**QUOTED PASSAGE:**
● ● ● ● ●

The Kevin and Sadie series is a 1970s set of young adult novels by Scottish novelist Joan Lingard. The books, set in Northern Ireland and England against the backdrop of the Northern Ireland conflict, deal with a young couple; Sadie Jackson, who is from the Ulster Protestant community, and Kevin McCoy, who is from the Irish Catholic community. This couple finds love despite the various physical and psychological barriers in their society.

==Overview==
Lingard decided to write the first book prior to the eruption of violence in Northern Ireland in late 1969 after hearing a Protestant family friend tell a joke that she deemed to be sectarian. Despite concern from her literary agent that publishers would reject the material on account of its coverage of political and religious strife, the manuscript for the first book, The Twelfth Day of July, attracted interest from Penguin Books and was published in 1970 to a mixture of positive reviews and disapproval of the book's subject matter. The book dealt with the beginning of the romance between the main characters at the beginning of The Troubles. The book was Lingard's first novel aimed at younger readers and her first commercial success.

● ● ● ● ●

**COLLECTED DATA:**
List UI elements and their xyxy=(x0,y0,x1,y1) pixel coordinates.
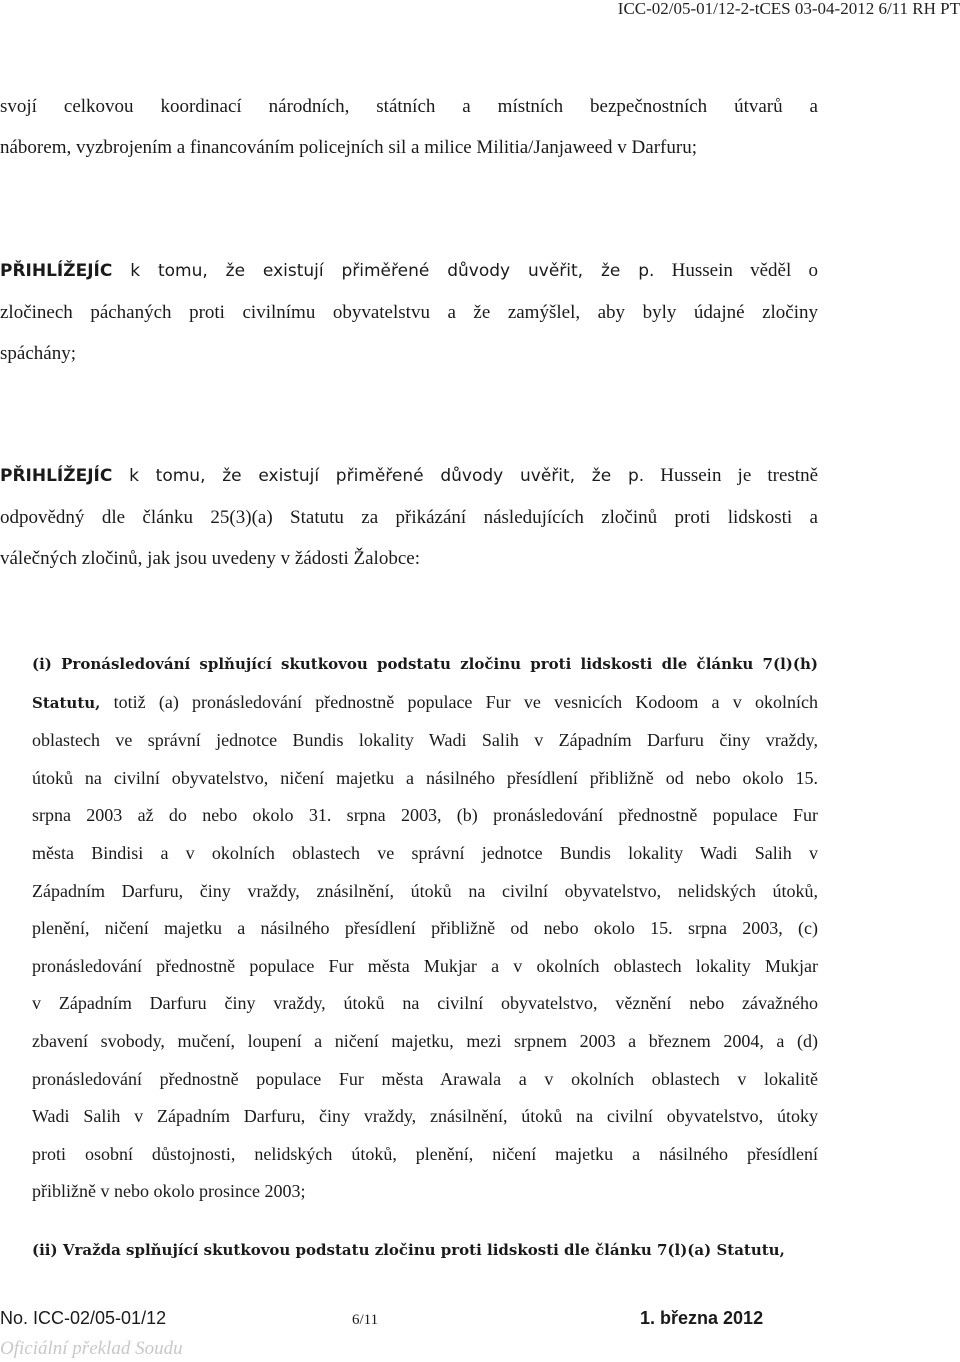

● ● ● ● ●

**WORK TO BE COMPLETED:** Reproduce the Kevin and Sadie text, starting at "The Kevin and" and ending at "in their society.", replacing "young couple" with "teenage couple". Rely only on the Kevin and Sadie text; the data does not apply.

**EXERCISE RESPONSE:**
The Kevin and Sadie series is a 1970s set of young adult novels by Scottish novelist Joan Lingard. The books, set in Northern Ireland and England against the backdrop of the Northern Ireland conflict, deal with a teenage couple; Sadie Jackson, who is from the Ulster Protestant community, and Kevin McCoy, who is from the Irish Catholic community. This couple finds love despite the various physical and psychological barriers in their society.